WORK TO BE COMPLETED ▸ Write the records out again, precisely as they stand.

Dataset records ▸
## start

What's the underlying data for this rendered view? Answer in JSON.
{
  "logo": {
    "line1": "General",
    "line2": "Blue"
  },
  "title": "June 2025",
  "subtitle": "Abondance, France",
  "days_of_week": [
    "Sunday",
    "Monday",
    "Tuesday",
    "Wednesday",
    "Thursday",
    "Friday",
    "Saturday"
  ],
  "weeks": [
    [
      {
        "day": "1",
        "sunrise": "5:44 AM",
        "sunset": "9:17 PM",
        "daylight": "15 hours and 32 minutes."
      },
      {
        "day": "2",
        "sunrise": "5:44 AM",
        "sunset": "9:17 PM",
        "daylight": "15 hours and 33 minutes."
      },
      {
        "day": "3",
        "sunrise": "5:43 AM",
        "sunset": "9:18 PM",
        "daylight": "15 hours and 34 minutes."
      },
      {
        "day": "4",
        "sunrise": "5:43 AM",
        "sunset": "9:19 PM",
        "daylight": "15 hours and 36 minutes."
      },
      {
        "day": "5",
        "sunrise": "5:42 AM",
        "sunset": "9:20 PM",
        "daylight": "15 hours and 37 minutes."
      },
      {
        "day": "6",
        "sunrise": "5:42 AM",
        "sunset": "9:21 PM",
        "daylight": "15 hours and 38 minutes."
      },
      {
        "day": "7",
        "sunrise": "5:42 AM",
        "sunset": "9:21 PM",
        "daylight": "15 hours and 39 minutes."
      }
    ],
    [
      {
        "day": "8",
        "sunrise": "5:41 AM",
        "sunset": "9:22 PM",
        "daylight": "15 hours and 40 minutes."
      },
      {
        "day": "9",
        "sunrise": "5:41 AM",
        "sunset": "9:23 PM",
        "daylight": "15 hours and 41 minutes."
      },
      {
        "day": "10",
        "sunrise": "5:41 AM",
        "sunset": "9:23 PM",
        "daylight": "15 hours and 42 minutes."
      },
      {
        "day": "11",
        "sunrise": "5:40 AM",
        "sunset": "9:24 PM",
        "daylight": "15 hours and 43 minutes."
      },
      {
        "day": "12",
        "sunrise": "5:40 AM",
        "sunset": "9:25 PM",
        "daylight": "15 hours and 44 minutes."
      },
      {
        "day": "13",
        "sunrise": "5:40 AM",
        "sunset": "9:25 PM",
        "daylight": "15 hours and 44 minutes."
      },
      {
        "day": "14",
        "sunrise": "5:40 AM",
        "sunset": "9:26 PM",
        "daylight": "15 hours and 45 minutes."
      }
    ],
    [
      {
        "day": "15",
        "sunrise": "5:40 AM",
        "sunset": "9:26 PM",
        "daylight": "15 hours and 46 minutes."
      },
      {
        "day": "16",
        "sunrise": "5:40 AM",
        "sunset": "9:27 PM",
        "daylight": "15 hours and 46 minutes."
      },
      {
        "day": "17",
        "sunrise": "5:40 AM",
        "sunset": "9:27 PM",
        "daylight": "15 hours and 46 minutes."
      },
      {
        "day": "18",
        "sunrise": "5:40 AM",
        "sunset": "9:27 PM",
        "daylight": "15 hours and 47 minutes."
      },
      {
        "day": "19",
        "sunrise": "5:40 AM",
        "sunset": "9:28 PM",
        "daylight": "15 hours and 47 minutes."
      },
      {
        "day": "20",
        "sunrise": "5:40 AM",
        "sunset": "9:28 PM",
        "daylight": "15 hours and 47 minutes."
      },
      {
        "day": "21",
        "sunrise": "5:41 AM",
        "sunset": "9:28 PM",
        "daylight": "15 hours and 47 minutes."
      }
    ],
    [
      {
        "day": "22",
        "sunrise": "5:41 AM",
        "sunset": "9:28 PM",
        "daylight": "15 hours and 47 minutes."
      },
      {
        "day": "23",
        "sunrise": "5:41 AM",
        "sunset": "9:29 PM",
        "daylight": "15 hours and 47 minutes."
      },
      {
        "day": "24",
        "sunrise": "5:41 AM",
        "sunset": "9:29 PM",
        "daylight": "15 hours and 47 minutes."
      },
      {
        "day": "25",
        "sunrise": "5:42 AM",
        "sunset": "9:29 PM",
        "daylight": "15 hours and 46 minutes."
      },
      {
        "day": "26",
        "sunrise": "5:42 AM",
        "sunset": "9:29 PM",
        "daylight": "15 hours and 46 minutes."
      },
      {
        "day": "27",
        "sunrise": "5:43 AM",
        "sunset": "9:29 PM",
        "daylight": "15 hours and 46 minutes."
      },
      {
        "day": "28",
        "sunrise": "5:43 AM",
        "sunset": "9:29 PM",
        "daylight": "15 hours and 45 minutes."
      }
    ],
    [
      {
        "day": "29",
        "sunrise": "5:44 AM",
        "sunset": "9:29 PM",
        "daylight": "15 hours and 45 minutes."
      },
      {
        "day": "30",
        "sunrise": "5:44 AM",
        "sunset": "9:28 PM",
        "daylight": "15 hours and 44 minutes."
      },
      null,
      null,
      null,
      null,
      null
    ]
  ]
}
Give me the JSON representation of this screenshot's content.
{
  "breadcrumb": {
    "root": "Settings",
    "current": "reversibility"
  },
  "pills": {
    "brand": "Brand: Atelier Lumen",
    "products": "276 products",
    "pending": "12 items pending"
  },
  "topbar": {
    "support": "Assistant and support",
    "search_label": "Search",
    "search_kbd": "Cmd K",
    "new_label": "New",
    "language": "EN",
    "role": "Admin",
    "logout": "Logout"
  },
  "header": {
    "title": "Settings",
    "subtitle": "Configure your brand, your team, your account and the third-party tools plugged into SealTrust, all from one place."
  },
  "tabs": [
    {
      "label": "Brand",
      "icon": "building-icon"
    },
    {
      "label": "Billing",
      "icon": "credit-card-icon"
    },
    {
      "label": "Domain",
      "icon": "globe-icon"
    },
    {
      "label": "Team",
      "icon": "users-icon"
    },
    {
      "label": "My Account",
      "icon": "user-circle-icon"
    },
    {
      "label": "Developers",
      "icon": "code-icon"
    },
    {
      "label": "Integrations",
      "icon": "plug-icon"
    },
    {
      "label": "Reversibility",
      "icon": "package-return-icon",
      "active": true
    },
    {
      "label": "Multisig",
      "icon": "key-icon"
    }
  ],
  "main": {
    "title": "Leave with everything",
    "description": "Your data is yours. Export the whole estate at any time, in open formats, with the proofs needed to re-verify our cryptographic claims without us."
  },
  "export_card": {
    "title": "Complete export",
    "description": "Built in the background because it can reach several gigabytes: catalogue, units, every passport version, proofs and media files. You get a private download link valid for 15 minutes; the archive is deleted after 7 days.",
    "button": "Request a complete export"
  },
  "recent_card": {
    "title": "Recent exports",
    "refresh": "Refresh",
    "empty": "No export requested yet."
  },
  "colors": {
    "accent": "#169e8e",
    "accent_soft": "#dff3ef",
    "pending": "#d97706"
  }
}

## end

SOLUTION FOR THIS TASK ▸
What's the underlying data for this rendered view? Answer in JSON.
{
  "logo": {
    "line1": "General",
    "line2": "Blue"
  },
  "title": "June 2025",
  "subtitle": "Abondance, France",
  "days_of_week": [
    "Sunday",
    "Monday",
    "Tuesday",
    "Wednesday",
    "Thursday",
    "Friday",
    "Saturday"
  ],
  "weeks": [
    [
      {
        "day": "1",
        "sunrise": "5:44 AM",
        "sunset": "9:17 PM",
        "daylight": "15 hours and 32 minutes."
      },
      {
        "day": "2",
        "sunrise": "5:44 AM",
        "sunset": "9:17 PM",
        "daylight": "15 hours and 33 minutes."
      },
      {
        "day": "3",
        "sunrise": "5:43 AM",
        "sunset": "9:18 PM",
        "daylight": "15 hours and 34 minutes."
      },
      {
        "day": "4",
        "sunrise": "5:43 AM",
        "sunset": "9:19 PM",
        "daylight": "15 hours and 36 minutes."
      },
      {
        "day": "5",
        "sunrise": "5:42 AM",
        "sunset": "9:20 PM",
        "daylight": "15 hours and 37 minutes."
      },
      {
        "day": "6",
        "sunrise": "5:42 AM",
        "sunset": "9:21 PM",
        "daylight": "15 hours and 38 minutes."
      },
      {
        "day": "7",
        "sunrise": "5:42 AM",
        "sunset": "9:21 PM",
        "daylight": "15 hours and 39 minutes."
      }
    ],
    [
      {
        "day": "8",
        "sunrise": "5:41 AM",
        "sunset": "9:22 PM",
        "daylight": "15 hours and 40 minutes."
      },
      {
        "day": "9",
        "sunrise": "5:41 AM",
        "sunset": "9:23 PM",
        "daylight": "15 hours and 41 minutes."
      },
      {
        "day": "10",
        "sunrise": "5:41 AM",
        "sunset": "9:23 PM",
        "daylight": "15 hours and 42 minutes."
      },
      {
        "day": "11",
        "sunrise": "5:40 AM",
        "sunset": "9:24 PM",
        "daylight": "15 hours and 43 minutes."
      },
      {
        "day": "12",
        "sunrise": "5:40 AM",
        "sunset": "9:25 PM",
        "daylight": "15 hours and 44 minutes."
      },
      {
        "day": "13",
        "sunrise": "5:40 AM",
        "sunset": "9:25 PM",
        "daylight": "15 hours and 44 minutes."
      },
      {
        "day": "14",
        "sunrise": "5:40 AM",
        "sunset": "9:26 PM",
        "daylight": "15 hours and 45 minutes."
      }
    ],
    [
      {
        "day": "15",
        "sunrise": "5:40 AM",
        "sunset": "9:26 PM",
        "daylight": "15 hours and 46 minutes."
      },
      {
        "day": "16",
        "sunrise": "5:40 AM",
        "sunset": "9:27 PM",
        "daylight": "15 hours and 46 minutes."
      },
      {
        "day": "17",
        "sunrise": "5:40 AM",
        "sunset": "9:27 PM",
        "daylight": "15 hours and 46 minutes."
      },
      {
        "day": "18",
        "sunrise": "5:40 AM",
        "sunset": "9:27 PM",
        "daylight": "15 hours and 47 minutes."
      },
      {
        "day": "19",
        "sunrise": "5:40 AM",
        "sunset": "9:28 PM",
        "daylight": "15 hours and 47 minutes."
      },
      {
        "day": "20",
        "sunrise": "5:40 AM",
        "sunset": "9:28 PM",
        "daylight": "15 hours and 47 minutes."
      },
      {
        "day": "21",
        "sunrise": "5:41 AM",
        "sunset": "9:28 PM",
        "daylight": "15 hours and 47 minutes."
      }
    ],
    [
      {
        "day": "22",
        "sunrise": "5:41 AM",
        "sunset": "9:28 PM",
        "daylight": "15 hours and 47 minutes."
      },
      {
        "day": "23",
        "sunrise": "5:41 AM",
        "sunset": "9:29 PM",
        "daylight": "15 hours and 47 minutes."
      },
      {
        "day": "24",
        "sunrise": "5:41 AM",
        "sunset": "9:29 PM",
        "daylight": "15 hours and 47 minutes."
      },
      {
        "day": "25",
        "sunrise": "5:42 AM",
        "sunset": "9:29 PM",
        "daylight": "15 hours and 46 minutes."
      },
      {
        "day": "26",
        "sunrise": "5:42 AM",
        "sunset": "9:29 PM",
        "daylight": "15 hours and 46 minutes."
      },
      {
        "day": "27",
        "sunrise": "5:43 AM",
        "sunset": "9:29 PM",
        "daylight": "15 hours and 46 minutes."
      },
      {
        "day": "28",
        "sunrise": "5:43 AM",
        "sunset": "9:29 PM",
        "daylight": "15 hours and 45 minutes."
      }
    ],
    [
      {
        "day": "29",
        "sunrise": "5:44 AM",
        "sunset": "9:29 PM",
        "daylight": "15 hours and 45 minutes."
      },
      {
        "day": "30",
        "sunrise": "5:44 AM",
        "sunset": "9:28 PM",
        "daylight": "15 hours and 44 minutes."
      },
      null,
      null,
      null,
      null,
      null
    ]
  ]
}
Give me the JSON representation of this screenshot's content.
{
  "breadcrumb": {
    "root": "Settings",
    "current": "reversibility"
  },
  "pills": {
    "brand": "Brand: Atelier Lumen",
    "products": "276 products",
    "pending": "12 items pending"
  },
  "topbar": {
    "support": "Assistant and support",
    "search_label": "Search",
    "search_kbd": "Cmd K",
    "new_label": "New",
    "language": "EN",
    "role": "Admin",
    "logout": "Logout"
  },
  "header": {
    "title": "Settings",
    "subtitle": "Configure your brand, your team, your account and the third-party tools plugged into SealTrust, all from one place."
  },
  "tabs": [
    {
      "label": "Brand",
      "icon": "building-icon"
    },
    {
      "label": "Billing",
      "icon": "credit-card-icon"
    },
    {
      "label": "Domain",
      "icon": "globe-icon"
    },
    {
      "label": "Team",
      "icon": "users-icon"
    },
    {
      "label": "My Account",
      "icon": "user-circle-icon"
    },
    {
      "label": "Developers",
      "icon": "code-icon"
    },
    {
      "label": "Integrations",
      "icon": "plug-icon"
    },
    {
      "label": "Reversibility",
      "icon": "package-return-icon",
      "active": true
    },
    {
      "label": "Multisig",
      "icon": "key-icon"
    }
  ],
  "main": {
    "title": "Leave with everything",
    "description": "Your data is yours. Export the whole estate at any time, in open formats, with the proofs needed to re-verify our cryptographic claims without us."
  },
  "export_card": {
    "title": "Complete export",
    "description": "Built in the background because it can reach several gigabytes: catalogue, units, every passport version, proofs and media files. You get a private download link valid for 15 minutes; the archive is deleted after 7 days.",
    "button": "Request a complete export"
  },
  "recent_card": {
    "title": "Recent exports",
    "refresh": "Refresh",
    "empty": "No export requested yet."
  },
  "colors": {
    "accent": "#169e8e",
    "accent_soft": "#dff3ef",
    "pending": "#d97706"
  }
}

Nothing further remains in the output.